• **Set exercise**: Of the lines in the entries below, state how many hold the word "Дронов". Say nothing else.

....

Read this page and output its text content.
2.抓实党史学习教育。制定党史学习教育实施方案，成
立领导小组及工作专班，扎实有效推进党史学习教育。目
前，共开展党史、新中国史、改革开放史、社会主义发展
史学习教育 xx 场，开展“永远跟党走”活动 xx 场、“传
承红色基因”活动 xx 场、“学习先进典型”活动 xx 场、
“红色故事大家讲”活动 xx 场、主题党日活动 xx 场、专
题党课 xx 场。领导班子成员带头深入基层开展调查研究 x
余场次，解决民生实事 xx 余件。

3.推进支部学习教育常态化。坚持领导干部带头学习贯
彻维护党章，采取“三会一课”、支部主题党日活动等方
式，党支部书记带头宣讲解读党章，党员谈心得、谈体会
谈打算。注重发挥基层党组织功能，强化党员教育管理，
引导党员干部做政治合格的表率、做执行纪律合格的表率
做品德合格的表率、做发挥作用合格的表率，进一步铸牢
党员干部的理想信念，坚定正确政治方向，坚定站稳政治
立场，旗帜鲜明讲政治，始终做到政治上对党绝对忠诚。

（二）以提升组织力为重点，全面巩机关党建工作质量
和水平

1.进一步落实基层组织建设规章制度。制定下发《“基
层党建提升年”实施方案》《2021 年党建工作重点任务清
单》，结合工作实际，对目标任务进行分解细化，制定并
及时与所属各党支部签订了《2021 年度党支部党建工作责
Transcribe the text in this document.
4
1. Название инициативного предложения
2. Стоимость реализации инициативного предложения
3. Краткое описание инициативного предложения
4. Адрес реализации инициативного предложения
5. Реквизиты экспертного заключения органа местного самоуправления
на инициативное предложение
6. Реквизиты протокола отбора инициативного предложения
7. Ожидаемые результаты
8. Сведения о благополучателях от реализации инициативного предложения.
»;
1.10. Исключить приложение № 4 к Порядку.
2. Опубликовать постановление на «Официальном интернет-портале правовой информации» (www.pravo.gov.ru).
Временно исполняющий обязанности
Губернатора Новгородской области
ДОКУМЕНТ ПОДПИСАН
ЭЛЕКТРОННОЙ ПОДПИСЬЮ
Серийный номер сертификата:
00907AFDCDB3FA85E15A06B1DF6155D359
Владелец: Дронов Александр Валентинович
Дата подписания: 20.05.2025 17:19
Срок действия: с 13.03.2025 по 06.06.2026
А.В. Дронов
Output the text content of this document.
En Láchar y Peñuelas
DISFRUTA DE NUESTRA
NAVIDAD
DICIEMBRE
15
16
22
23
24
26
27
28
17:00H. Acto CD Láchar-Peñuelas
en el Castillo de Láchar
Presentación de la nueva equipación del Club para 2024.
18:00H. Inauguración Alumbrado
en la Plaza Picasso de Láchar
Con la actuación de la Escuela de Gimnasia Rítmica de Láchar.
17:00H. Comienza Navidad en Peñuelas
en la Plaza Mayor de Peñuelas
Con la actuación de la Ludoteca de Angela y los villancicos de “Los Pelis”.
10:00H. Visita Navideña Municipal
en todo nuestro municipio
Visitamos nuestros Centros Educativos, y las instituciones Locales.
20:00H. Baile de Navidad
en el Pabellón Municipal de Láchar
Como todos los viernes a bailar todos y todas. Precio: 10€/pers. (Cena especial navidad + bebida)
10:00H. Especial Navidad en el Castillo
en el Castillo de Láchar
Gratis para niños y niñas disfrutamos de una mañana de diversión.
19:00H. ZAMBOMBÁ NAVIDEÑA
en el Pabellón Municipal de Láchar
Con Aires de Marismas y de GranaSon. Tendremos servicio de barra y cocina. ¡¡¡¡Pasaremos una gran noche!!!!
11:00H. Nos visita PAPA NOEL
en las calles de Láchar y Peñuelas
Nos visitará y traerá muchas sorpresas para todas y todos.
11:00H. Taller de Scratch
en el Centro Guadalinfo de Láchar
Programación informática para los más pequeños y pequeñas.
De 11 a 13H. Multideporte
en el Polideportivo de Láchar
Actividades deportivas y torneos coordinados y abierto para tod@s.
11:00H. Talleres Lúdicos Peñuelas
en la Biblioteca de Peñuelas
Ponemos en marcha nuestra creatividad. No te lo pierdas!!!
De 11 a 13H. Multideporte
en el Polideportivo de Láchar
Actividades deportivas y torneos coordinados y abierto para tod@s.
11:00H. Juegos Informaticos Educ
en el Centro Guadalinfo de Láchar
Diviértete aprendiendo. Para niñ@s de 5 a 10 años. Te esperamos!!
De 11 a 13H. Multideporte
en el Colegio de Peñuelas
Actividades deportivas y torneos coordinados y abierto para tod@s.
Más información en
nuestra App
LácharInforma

....

• **The completed task**: 2